> _Stored records_:
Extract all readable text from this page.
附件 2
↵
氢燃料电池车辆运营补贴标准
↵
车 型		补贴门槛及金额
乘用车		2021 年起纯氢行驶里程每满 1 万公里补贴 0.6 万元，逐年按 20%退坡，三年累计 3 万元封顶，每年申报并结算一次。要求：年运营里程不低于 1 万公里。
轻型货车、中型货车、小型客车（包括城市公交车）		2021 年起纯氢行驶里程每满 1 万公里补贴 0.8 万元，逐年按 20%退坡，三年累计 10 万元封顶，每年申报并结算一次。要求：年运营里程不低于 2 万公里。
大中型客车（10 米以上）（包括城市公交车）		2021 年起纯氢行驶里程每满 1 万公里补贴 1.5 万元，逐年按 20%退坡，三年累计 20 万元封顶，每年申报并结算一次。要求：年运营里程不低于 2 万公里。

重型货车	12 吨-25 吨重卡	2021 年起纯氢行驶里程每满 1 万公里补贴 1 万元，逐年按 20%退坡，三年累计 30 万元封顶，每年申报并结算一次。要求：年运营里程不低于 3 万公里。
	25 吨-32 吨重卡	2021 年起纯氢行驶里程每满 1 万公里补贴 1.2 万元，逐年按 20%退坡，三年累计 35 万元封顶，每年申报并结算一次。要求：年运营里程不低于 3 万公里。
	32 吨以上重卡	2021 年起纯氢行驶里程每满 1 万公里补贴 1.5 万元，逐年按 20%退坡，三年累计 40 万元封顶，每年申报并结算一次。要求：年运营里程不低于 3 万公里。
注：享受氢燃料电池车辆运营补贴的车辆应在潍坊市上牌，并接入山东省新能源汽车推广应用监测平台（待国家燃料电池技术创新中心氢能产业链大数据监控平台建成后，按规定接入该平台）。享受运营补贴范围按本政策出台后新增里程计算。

> _Task statement_: Reproduce the complete set of lines precisely as supplied.

> _Solution to this exercise_:
Extract all readable text from this page.
附件 2
↵
氢燃料电池车辆运营补贴标准
↵
车 型		补贴门槛及金额
乘用车		2021 年起纯氢行驶里程每满 1 万公里补贴 0.6 万元，逐年按 20%退坡，三年累计 3 万元封顶，每年申报并结算一次。要求：年运营里程不低于 1 万公里。
轻型货车、中型货车、小型客车（包括城市公交车）		2021 年起纯氢行驶里程每满 1 万公里补贴 0.8 万元，逐年按 20%退坡，三年累计 10 万元封顶，每年申报并结算一次。要求：年运营里程不低于 2 万公里。
大中型客车（10 米以上）（包括城市公交车）		2021 年起纯氢行驶里程每满 1 万公里补贴 1.5 万元，逐年按 20%退坡，三年累计 20 万元封顶，每年申报并结算一次。要求：年运营里程不低于 2 万公里。

重型货车	12 吨-25 吨重卡	2021 年起纯氢行驶里程每满 1 万公里补贴 1 万元，逐年按 20%退坡，三年累计 30 万元封顶，每年申报并结算一次。要求：年运营里程不低于 3 万公里。
	25 吨-32 吨重卡	2021 年起纯氢行驶里程每满 1 万公里补贴 1.2 万元，逐年按 20%退坡，三年累计 35 万元封顶，每年申报并结算一次。要求：年运营里程不低于 3 万公里。
	32 吨以上重卡	2021 年起纯氢行驶里程每满 1 万公里补贴 1.5 万元，逐年按 20%退坡，三年累计 40 万元封顶，每年申报并结算一次。要求：年运营里程不低于 3 万公里。
注：享受氢燃料电池车辆运营补贴的车辆应在潍坊市上牌，并接入山东省新能源汽车推广应用监测平台（待国家燃料电池技术创新中心氢能产业链大数据监控平台建成后，按规定接入该平台）。享受运营补贴范围按本政策出台后新增里程计算。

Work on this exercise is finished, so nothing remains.